Extracted material:
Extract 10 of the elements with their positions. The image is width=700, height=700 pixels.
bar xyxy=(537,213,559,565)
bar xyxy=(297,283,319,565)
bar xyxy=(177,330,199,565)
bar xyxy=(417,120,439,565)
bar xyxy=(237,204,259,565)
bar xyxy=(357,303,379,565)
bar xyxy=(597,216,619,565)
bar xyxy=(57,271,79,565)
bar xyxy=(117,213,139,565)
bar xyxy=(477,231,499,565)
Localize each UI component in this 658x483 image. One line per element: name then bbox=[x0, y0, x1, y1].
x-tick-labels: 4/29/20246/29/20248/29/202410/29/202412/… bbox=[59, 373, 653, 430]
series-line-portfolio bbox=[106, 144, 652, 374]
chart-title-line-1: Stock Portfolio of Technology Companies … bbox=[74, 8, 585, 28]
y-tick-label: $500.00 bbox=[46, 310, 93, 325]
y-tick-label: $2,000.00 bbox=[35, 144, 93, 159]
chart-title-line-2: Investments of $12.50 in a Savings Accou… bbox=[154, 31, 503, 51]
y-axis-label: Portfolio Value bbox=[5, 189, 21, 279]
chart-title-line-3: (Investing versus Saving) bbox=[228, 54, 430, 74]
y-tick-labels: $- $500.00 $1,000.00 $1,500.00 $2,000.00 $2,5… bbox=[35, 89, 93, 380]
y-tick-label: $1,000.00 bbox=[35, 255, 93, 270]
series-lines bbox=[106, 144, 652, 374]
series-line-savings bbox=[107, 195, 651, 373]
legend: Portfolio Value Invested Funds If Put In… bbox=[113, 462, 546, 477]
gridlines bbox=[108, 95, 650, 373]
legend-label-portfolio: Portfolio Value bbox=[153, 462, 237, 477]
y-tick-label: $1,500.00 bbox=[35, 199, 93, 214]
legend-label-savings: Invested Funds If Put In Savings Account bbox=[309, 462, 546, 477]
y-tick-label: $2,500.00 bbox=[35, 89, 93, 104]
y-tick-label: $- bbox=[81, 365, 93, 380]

Work to do: Recast each line of the rows above as a Markdown table with the columns No. and Line, numbering the lines in order and skipping any blank lines.

Result of this task:
| No. | Line |
|---|---|
| 1 | Extract 10 of the elements with their positions. The image is width=700, height=700 pixels. |
| 2 | bar xyxy=(537,213,559,565) |
| 3 | bar xyxy=(297,283,319,565) |
| 4 | bar xyxy=(177,330,199,565) |
| 5 | bar xyxy=(417,120,439,565) |
| 6 | bar xyxy=(237,204,259,565) |
| 7 | bar xyxy=(357,303,379,565) |
| 8 | bar xyxy=(597,216,619,565) |
| 9 | bar xyxy=(57,271,79,565) |
| 10 | bar xyxy=(117,213,139,565) |
| 11 | bar xyxy=(477,231,499,565) |
| 12 | Localize each UI component in this 658x483 image. One line per element: name then bbox=[x0, y0, x1, y1]. |
| 13 | x-tick-labels: 4/29/20246/29/20248/29/202410/29/202412/… bbox=[59, 373, 653, 430] |
| 14 | series-line-portfolio bbox=[106, 144, 652, 374] |
| 15 | chart-title-line-1: Stock Portfolio of Technology Companies … bbox=[74, 8, 585, 28] |
| 16 | y-tick-label: $500.00 bbox=[46, 310, 93, 325] |
| 17 | y-tick-label: $2,000.00 bbox=[35, 144, 93, 159] |
| 18 | chart-title-line-2: Investments of $12.50 in a Savings Accou… bbox=[154, 31, 503, 51] |
| 19 | y-axis-label: Portfolio Value bbox=[5, 189, 21, 279] |
| 20 | chart-title-line-3: (Investing versus Saving) bbox=[228, 54, 430, 74] |
| 21 | y-tick-labels: $- $500.00 $1,000.00 $1,500.00 $2,000.00 $2,5… bbox=[35, 89, 93, 380] |
| 22 | y-tick-label: $1,000.00 bbox=[35, 255, 93, 270] |
| 23 | series-lines bbox=[106, 144, 652, 374] |
| 24 | series-line-savings bbox=[107, 195, 651, 373] |
| 25 | legend: Portfolio Value Invested Funds If Put In… bbox=[113, 462, 546, 477] |
| 26 | gridlines bbox=[108, 95, 650, 373] |
| 27 | legend-label-portfolio: Portfolio Value bbox=[153, 462, 237, 477] |
| 28 | y-tick-label: $1,500.00 bbox=[35, 199, 93, 214] |
| 29 | legend-label-savings: Invested Funds If Put In Savings Account bbox=[309, 462, 546, 477] |
| 30 | y-tick-label: $2,500.00 bbox=[35, 89, 93, 104] |
| 31 | y-tick-label: $- bbox=[81, 365, 93, 380] |